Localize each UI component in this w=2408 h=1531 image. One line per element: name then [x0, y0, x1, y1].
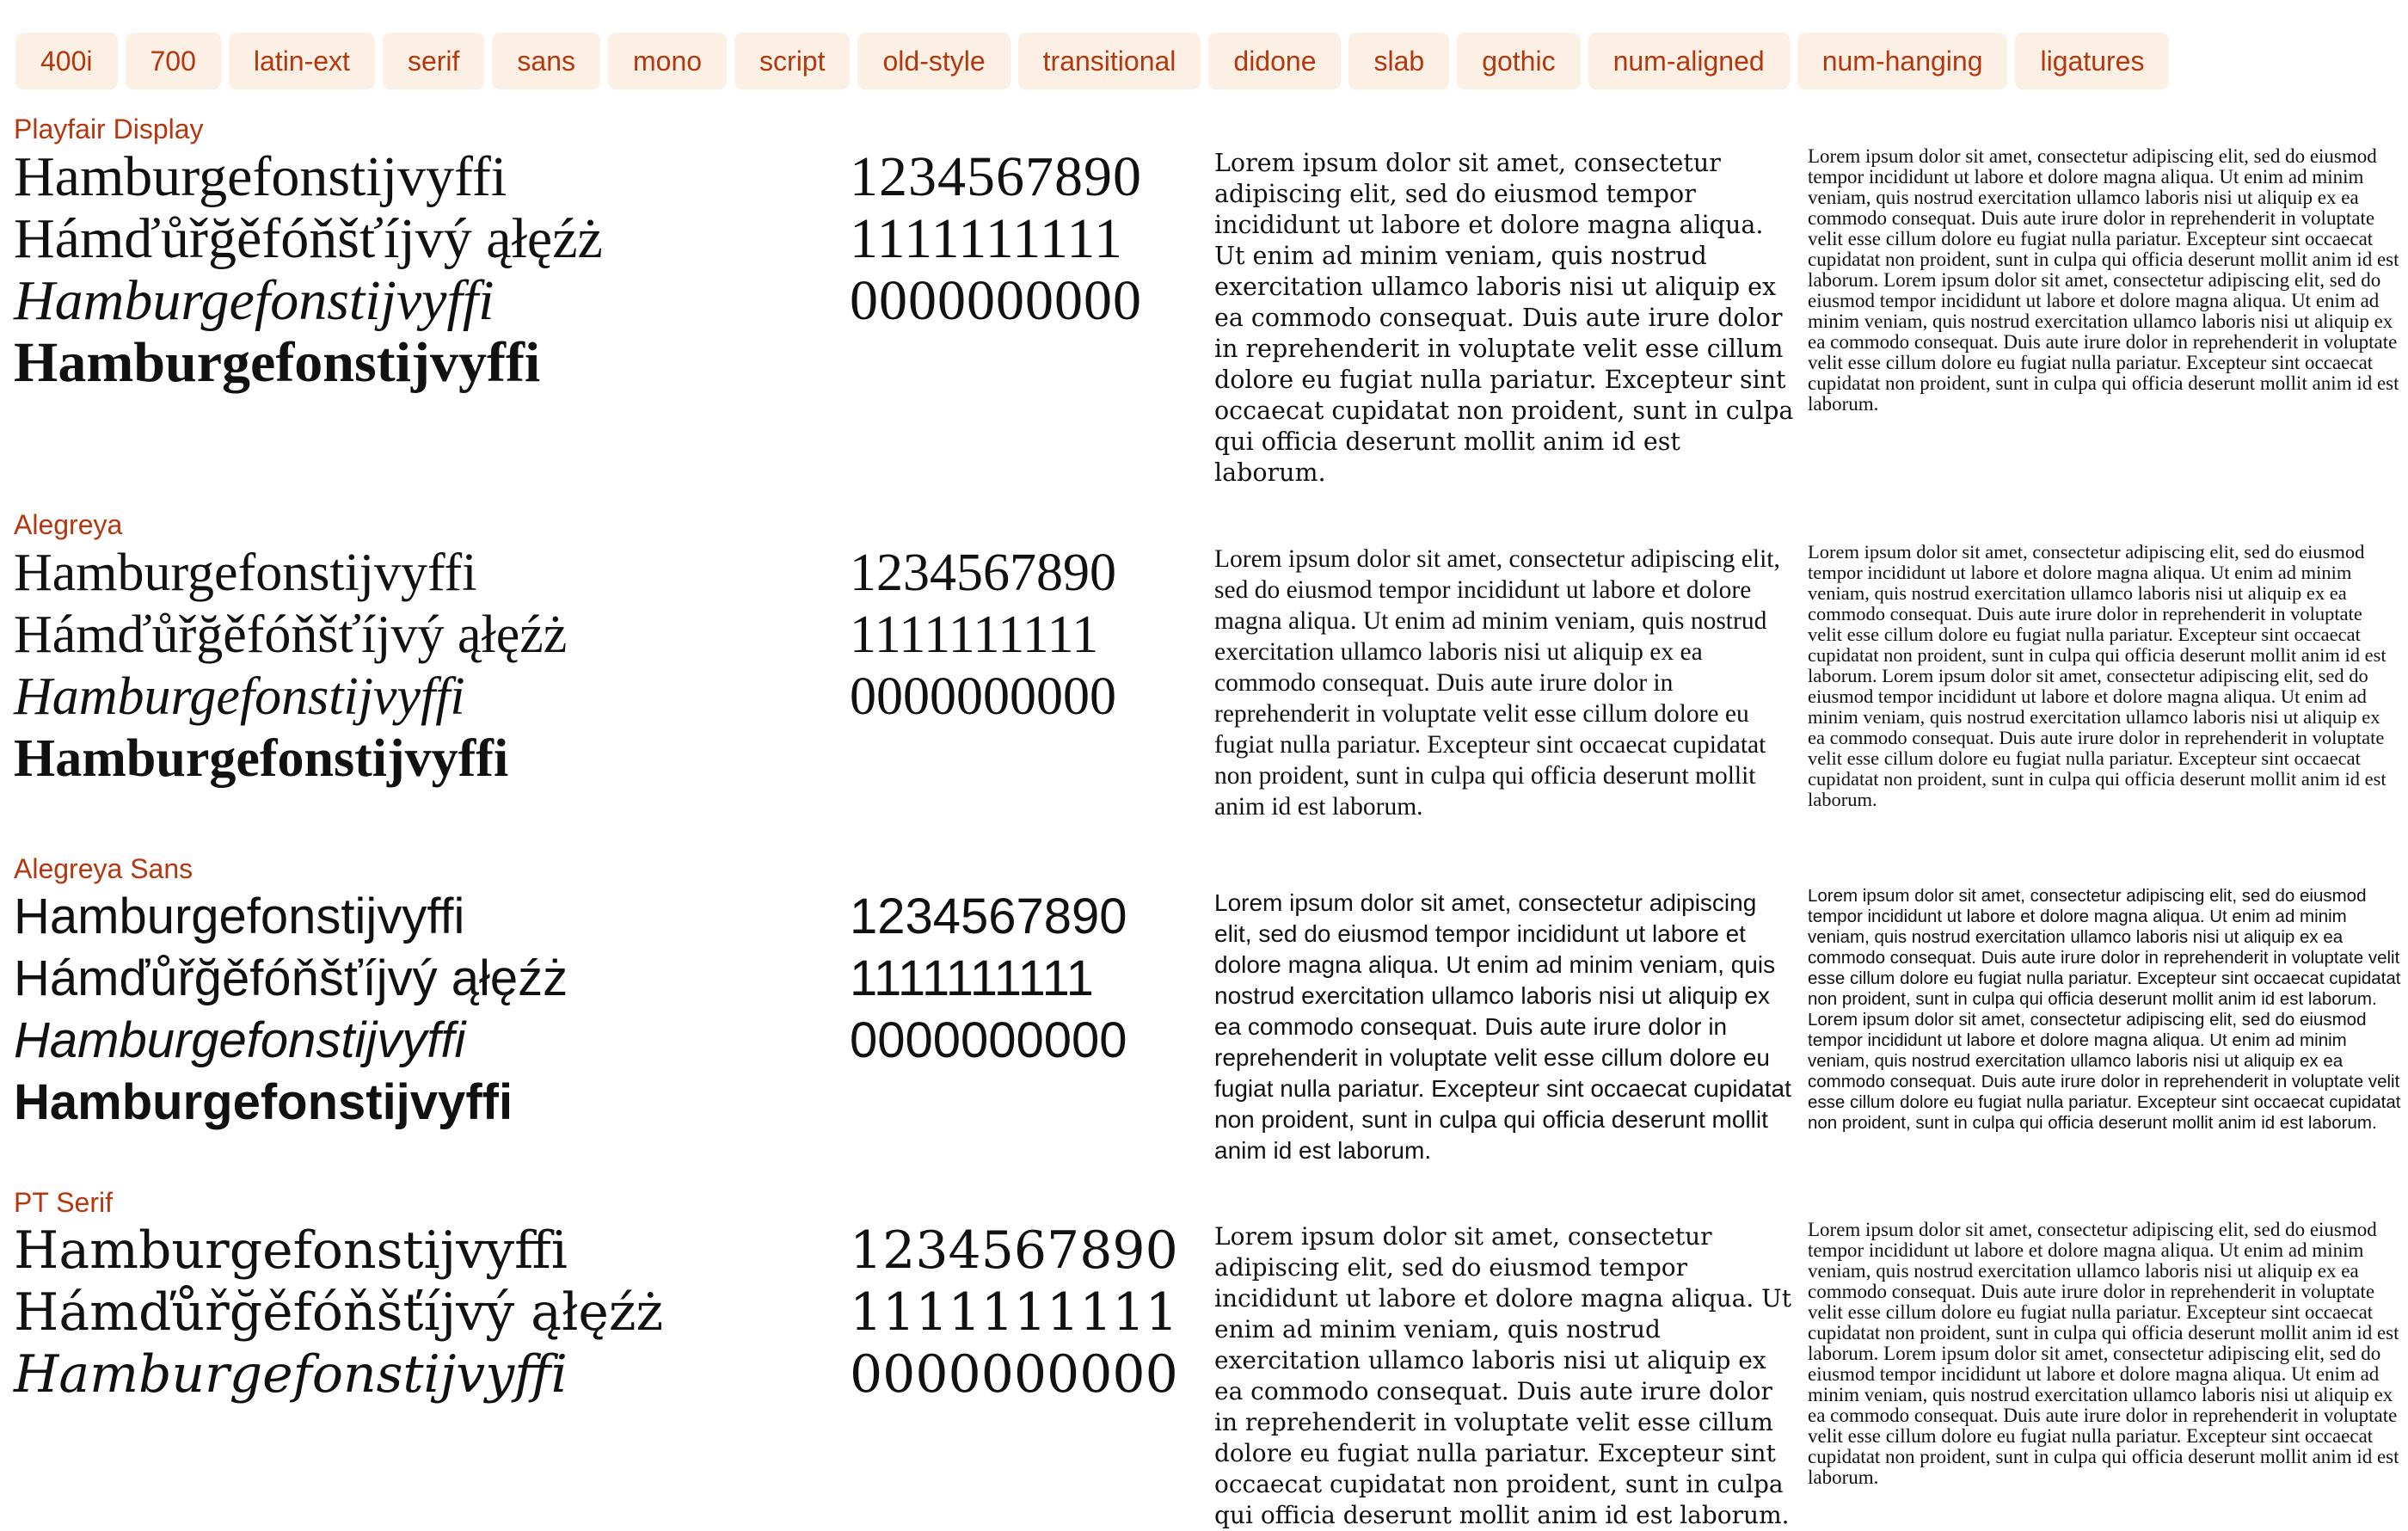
tag-ligatures[interactable]: ligatures: [2015, 33, 2170, 89]
sample-italic: Hamburgefonstijvyffi: [14, 1344, 568, 1405]
sample-zeros: 0000000000: [850, 1012, 1127, 1068]
sample-digits: 1234567890: [850, 145, 1142, 208]
tag-num-aligned[interactable]: num-aligned: [1588, 33, 1790, 89]
glyph-samples: Hamburgefonstijvyffi Hámďůřğěfóňšťíjvý ą…: [14, 886, 568, 1134]
font-name-link[interactable]: PT Serif: [14, 1185, 113, 1220]
sample-digits: 1234567890: [850, 888, 1127, 944]
paragraph-sample-small: Lorem ipsum dolor sit amet, consectetur …: [1808, 886, 2401, 1133]
sample-ones: 1111111111: [850, 207, 1123, 270]
sample-extended: Hámďůřğěfóňšťíjvý ąłęźż: [14, 207, 603, 270]
tag-transitional[interactable]: transitional: [1017, 33, 1201, 89]
sample-zeros: 0000000000: [850, 667, 1116, 726]
font-name-link[interactable]: Alegreya Sans: [14, 852, 193, 886]
sample-regular: Hamburgefonstijvyffi: [14, 544, 477, 602]
sample-italic: Hamburgefonstijvyffi: [14, 667, 465, 726]
sample-extended: Hámďůřğěfóňšťíjvý ąłęźż: [14, 950, 568, 1006]
font-name-link[interactable]: Alegreya: [14, 507, 122, 542]
numeral-samples: 1234567890 1111111111 0000000000: [850, 886, 1127, 1072]
paragraph-sample-small: Lorem ipsum dolor sit amet, consectetur …: [1808, 1219, 2399, 1488]
sample-extended: Hámďůřğěfóňšťíjvý ąłęźż: [14, 606, 568, 664]
paragraph-sample-large: Lorem ipsum dolor sit amet, consectetur …: [1214, 889, 1791, 1164]
sample-ones: 1111111111: [850, 950, 1094, 1006]
paragraph-sample-small: Lorem ipsum dolor sit amet, consectetur …: [1808, 145, 2399, 415]
sample-regular: Hamburgefonstijvyffi: [14, 1220, 568, 1281]
font-name-link[interactable]: Playfair Display: [14, 112, 204, 146]
numeral-samples: 1234567890 1111111111 0000000000: [850, 146, 1142, 332]
sample-regular: Hamburgefonstijvyffi: [14, 888, 465, 944]
sample-ones: 1111111111: [850, 1282, 1178, 1343]
tag-serif[interactable]: serif: [382, 33, 485, 89]
tag-didone[interactable]: didone: [1208, 33, 1342, 89]
glyph-samples: Hamburgefonstijvyffi Hámďůřğěfóňšťíjvý ą…: [14, 542, 567, 790]
tag-mono[interactable]: mono: [607, 33, 728, 89]
sample-digits: 1234567890: [850, 544, 1116, 602]
sample-bold: Hamburgefonstijvyffi: [14, 331, 541, 394]
paragraph-sample-small: Lorem ipsum dolor sit amet, consectetur …: [1808, 541, 2386, 810]
sample-zeros: 0000000000: [850, 1344, 1178, 1405]
sample-italic: Hamburgefonstijvyffi: [14, 1012, 466, 1068]
glyph-samples: Hamburgefonstijvyffi Hámďůřğěfóňšťíjvý ą…: [14, 146, 603, 394]
tag-400i[interactable]: 400i: [15, 33, 118, 89]
sample-regular: Hamburgefonstijvyffi: [14, 145, 507, 208]
sample-digits: 1234567890: [850, 1220, 1178, 1281]
sample-bold: Hamburgefonstijvyffi: [14, 1074, 513, 1130]
sample-ones: 1111111111: [850, 606, 1099, 664]
paragraph-sample-large: Lorem ipsum dolor sit amet, consectetur …: [1214, 1222, 1791, 1529]
tag-filter-bar: 400i 700 latin-ext serif sans mono scrip…: [15, 33, 2170, 89]
paragraph-sample-large: Lorem ipsum dolor sit amet, consectetur …: [1214, 149, 1794, 487]
tag-sans[interactable]: sans: [492, 33, 600, 89]
sample-extended: Hámďůřğěfóňšťíjvý ąłęźż: [14, 1282, 664, 1343]
tag-old-style[interactable]: old-style: [857, 33, 1010, 89]
tag-num-hanging[interactable]: num-hanging: [1797, 33, 2008, 89]
sample-zeros: 0000000000: [850, 269, 1142, 332]
sample-italic: Hamburgefonstijvyffi: [14, 269, 494, 332]
numeral-samples: 1234567890 1111111111 0000000000: [850, 542, 1116, 728]
tag-700[interactable]: 700: [125, 33, 221, 89]
tag-slab[interactable]: slab: [1348, 33, 1450, 89]
tag-gothic[interactable]: gothic: [1457, 33, 1581, 89]
sample-bold: Hamburgefonstijvyffi: [14, 729, 509, 788]
paragraph-sample-large: Lorem ipsum dolor sit amet, consectetur …: [1214, 545, 1780, 821]
tag-latin-ext[interactable]: latin-ext: [228, 33, 375, 89]
tag-script[interactable]: script: [734, 33, 851, 89]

-----

Set task —
Copy all the rows above word for word, leaving the picture out.

Complete response —
Localize each UI component in this w=2408 h=1531 image. One line per element: name then [x0, y0, x1, y1].
tag-ligatures[interactable]: ligatures: [2015, 33, 2170, 89]
sample-italic: Hamburgefonstijvyffi: [14, 1344, 568, 1405]
sample-zeros: 0000000000: [850, 1012, 1127, 1068]
sample-digits: 1234567890: [850, 145, 1142, 208]
tag-num-aligned[interactable]: num-aligned: [1588, 33, 1790, 89]
glyph-samples: Hamburgefonstijvyffi Hámďůřğěfóňšťíjvý ą…: [14, 886, 568, 1134]
font-name-link[interactable]: PT Serif: [14, 1185, 113, 1220]
sample-digits: 1234567890: [850, 888, 1127, 944]
paragraph-sample-small: Lorem ipsum dolor sit amet, consectetur …: [1808, 886, 2401, 1133]
sample-ones: 1111111111: [850, 207, 1123, 270]
sample-extended: Hámďůřğěfóňšťíjvý ąłęźż: [14, 207, 603, 270]
tag-transitional[interactable]: transitional: [1017, 33, 1201, 89]
sample-zeros: 0000000000: [850, 667, 1116, 726]
font-name-link[interactable]: Alegreya Sans: [14, 852, 193, 886]
sample-regular: Hamburgefonstijvyffi: [14, 544, 477, 602]
sample-italic: Hamburgefonstijvyffi: [14, 667, 465, 726]
sample-extended: Hámďůřğěfóňšťíjvý ąłęźż: [14, 950, 568, 1006]
font-name-link[interactable]: Alegreya: [14, 507, 122, 542]
numeral-samples: 1234567890 1111111111 0000000000: [850, 886, 1127, 1072]
paragraph-sample-small: Lorem ipsum dolor sit amet, consectetur …: [1808, 1219, 2399, 1488]
sample-extended: Hámďůřğěfóňšťíjvý ąłęźż: [14, 606, 568, 664]
paragraph-sample-large: Lorem ipsum dolor sit amet, consectetur …: [1214, 889, 1791, 1164]
sample-ones: 1111111111: [850, 950, 1094, 1006]
paragraph-sample-small: Lorem ipsum dolor sit amet, consectetur …: [1808, 145, 2399, 415]
sample-regular: Hamburgefonstijvyffi: [14, 1220, 568, 1281]
font-name-link[interactable]: Playfair Display: [14, 112, 204, 146]
numeral-samples: 1234567890 1111111111 0000000000: [850, 146, 1142, 332]
sample-regular: Hamburgefonstijvyffi: [14, 888, 465, 944]
sample-ones: 1111111111: [850, 1282, 1178, 1343]
tag-serif[interactable]: serif: [382, 33, 485, 89]
tag-didone[interactable]: didone: [1208, 33, 1342, 89]
glyph-samples: Hamburgefonstijvyffi Hámďůřğěfóňšťíjvý ą…: [14, 542, 567, 790]
tag-mono[interactable]: mono: [607, 33, 728, 89]
sample-digits: 1234567890: [850, 544, 1116, 602]
sample-bold: Hamburgefonstijvyffi: [14, 331, 541, 394]
paragraph-sample-small: Lorem ipsum dolor sit amet, consectetur …: [1808, 541, 2386, 810]
sample-zeros: 0000000000: [850, 1344, 1178, 1405]
sample-italic: Hamburgefonstijvyffi: [14, 1012, 466, 1068]
glyph-samples: Hamburgefonstijvyffi Hámďůřğěfóňšťíjvý ą…: [14, 146, 603, 394]
tag-400i[interactable]: 400i: [15, 33, 118, 89]
sample-regular: Hamburgefonstijvyffi: [14, 145, 507, 208]
sample-digits: 1234567890: [850, 1220, 1178, 1281]
sample-bold: Hamburgefonstijvyffi: [14, 1074, 513, 1130]
sample-ones: 1111111111: [850, 606, 1099, 664]
paragraph-sample-large: Lorem ipsum dolor sit amet, consectetur …: [1214, 1222, 1791, 1529]
tag-filter-bar: 400i 700 latin-ext serif sans mono scrip…: [15, 33, 2170, 89]
paragraph-sample-large: Lorem ipsum dolor sit amet, consectetur …: [1214, 149, 1794, 487]
tag-sans[interactable]: sans: [492, 33, 600, 89]
sample-extended: Hámďůřğěfóňšťíjvý ąłęźż: [14, 1282, 664, 1343]
tag-old-style[interactable]: old-style: [857, 33, 1010, 89]
tag-num-hanging[interactable]: num-hanging: [1797, 33, 2008, 89]
sample-zeros: 0000000000: [850, 269, 1142, 332]
sample-italic: Hamburgefonstijvyffi: [14, 269, 494, 332]
numeral-samples: 1234567890 1111111111 0000000000: [850, 542, 1116, 728]
tag-700[interactable]: 700: [125, 33, 221, 89]
tag-slab[interactable]: slab: [1348, 33, 1450, 89]
tag-gothic[interactable]: gothic: [1457, 33, 1581, 89]
sample-bold: Hamburgefonstijvyffi: [14, 729, 509, 788]
paragraph-sample-large: Lorem ipsum dolor sit amet, consectetur …: [1214, 545, 1780, 821]
tag-latin-ext[interactable]: latin-ext: [228, 33, 375, 89]
tag-script[interactable]: script: [734, 33, 851, 89]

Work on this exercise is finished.